● **TASK STATEMENT**
Of the lines in this listing, how many contain the word "sous"? Give the number and nothing else.

_____

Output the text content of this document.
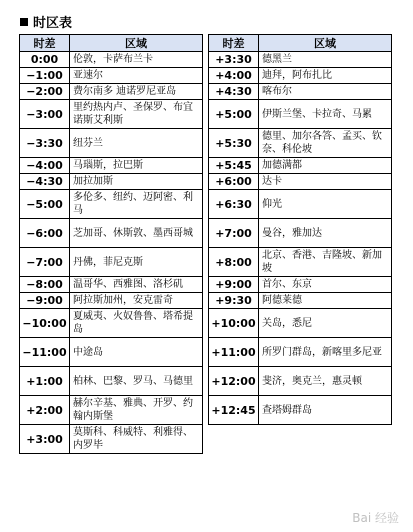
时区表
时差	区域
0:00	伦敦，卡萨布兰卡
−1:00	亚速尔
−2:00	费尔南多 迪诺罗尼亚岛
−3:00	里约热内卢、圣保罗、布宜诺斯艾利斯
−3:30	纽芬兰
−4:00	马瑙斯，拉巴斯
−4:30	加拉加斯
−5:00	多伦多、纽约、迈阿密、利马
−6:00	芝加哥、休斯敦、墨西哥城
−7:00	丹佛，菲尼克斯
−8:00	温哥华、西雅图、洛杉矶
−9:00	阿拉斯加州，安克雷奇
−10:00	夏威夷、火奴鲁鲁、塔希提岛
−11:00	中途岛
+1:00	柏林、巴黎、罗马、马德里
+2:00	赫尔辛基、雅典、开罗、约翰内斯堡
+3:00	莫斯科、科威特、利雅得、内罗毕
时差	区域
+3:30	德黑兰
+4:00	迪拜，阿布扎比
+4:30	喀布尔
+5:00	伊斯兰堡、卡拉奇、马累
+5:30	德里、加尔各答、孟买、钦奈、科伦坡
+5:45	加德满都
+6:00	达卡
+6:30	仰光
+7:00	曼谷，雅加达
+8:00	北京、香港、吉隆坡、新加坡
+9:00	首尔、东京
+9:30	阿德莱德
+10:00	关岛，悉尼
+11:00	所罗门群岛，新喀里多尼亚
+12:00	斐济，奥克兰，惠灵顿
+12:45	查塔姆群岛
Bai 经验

_____

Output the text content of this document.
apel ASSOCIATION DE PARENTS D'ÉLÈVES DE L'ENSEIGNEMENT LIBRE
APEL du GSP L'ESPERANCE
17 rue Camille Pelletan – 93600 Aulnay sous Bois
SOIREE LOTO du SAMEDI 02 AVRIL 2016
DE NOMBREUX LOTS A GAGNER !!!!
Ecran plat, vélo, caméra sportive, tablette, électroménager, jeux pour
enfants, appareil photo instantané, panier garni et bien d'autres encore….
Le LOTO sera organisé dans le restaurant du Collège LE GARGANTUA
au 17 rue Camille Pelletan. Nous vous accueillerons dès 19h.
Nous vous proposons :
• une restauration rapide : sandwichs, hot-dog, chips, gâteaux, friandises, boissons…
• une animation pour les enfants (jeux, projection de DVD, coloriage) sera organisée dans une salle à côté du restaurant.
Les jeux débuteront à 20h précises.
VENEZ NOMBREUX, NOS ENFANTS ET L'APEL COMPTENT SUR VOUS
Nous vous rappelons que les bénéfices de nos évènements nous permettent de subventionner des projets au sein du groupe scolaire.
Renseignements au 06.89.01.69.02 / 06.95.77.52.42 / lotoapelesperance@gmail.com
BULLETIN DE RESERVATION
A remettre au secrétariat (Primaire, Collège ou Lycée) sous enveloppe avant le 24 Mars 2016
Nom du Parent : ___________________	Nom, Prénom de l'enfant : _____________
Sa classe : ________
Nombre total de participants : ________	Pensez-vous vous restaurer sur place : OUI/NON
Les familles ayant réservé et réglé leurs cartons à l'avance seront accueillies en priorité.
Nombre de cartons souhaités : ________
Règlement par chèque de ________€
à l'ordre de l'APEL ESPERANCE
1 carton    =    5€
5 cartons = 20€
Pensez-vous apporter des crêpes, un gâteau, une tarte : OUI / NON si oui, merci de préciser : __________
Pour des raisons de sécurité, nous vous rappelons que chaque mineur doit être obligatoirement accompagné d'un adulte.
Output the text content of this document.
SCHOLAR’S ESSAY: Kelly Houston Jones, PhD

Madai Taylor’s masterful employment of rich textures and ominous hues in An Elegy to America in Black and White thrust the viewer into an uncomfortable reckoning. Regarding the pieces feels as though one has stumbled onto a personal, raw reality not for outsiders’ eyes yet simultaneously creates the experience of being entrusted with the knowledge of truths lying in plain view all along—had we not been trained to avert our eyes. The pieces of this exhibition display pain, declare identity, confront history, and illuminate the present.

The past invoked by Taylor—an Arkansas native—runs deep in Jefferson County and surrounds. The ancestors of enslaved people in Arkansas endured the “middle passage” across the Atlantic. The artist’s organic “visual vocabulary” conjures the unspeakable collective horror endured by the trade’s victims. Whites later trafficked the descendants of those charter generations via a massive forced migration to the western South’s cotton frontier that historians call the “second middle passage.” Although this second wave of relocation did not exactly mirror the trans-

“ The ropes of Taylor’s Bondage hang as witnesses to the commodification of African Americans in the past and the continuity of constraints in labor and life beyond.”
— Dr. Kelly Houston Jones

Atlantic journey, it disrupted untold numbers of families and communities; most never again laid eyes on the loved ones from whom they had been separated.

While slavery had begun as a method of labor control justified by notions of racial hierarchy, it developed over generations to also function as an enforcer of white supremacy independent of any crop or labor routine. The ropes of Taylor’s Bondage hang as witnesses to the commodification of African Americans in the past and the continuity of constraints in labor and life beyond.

_____

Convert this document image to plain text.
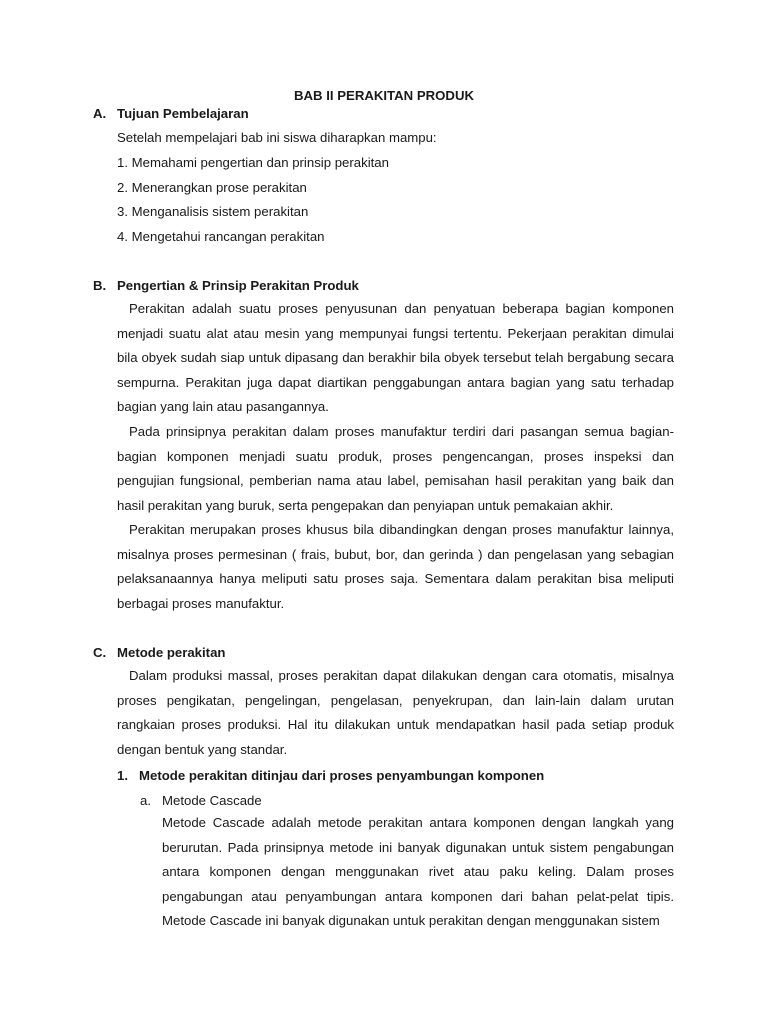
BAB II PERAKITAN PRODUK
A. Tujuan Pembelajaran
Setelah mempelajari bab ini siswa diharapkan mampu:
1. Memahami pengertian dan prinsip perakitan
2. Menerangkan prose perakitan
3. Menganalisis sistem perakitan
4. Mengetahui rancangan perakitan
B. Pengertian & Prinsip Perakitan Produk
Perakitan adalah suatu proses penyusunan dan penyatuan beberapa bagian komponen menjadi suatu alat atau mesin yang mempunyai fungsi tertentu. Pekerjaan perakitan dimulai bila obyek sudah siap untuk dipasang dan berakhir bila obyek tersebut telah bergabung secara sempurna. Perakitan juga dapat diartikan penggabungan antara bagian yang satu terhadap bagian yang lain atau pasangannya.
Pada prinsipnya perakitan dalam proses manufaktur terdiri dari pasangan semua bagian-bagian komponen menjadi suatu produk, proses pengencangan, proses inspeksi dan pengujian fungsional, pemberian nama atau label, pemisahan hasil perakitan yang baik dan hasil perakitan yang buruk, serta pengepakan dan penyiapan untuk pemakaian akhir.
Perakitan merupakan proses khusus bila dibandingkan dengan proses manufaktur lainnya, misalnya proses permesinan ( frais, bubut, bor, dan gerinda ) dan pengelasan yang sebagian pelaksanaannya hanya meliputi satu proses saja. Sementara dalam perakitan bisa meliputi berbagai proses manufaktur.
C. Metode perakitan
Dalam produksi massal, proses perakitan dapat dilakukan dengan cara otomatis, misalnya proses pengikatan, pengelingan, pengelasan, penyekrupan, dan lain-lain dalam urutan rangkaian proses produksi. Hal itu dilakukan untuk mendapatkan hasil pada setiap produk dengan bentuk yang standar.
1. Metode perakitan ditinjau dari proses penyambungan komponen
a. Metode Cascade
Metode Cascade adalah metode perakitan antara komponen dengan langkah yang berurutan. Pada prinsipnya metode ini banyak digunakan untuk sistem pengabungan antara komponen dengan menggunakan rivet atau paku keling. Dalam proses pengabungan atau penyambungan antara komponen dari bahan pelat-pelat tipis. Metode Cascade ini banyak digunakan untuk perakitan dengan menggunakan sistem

_____

● **FINISHED EXERCISE**
2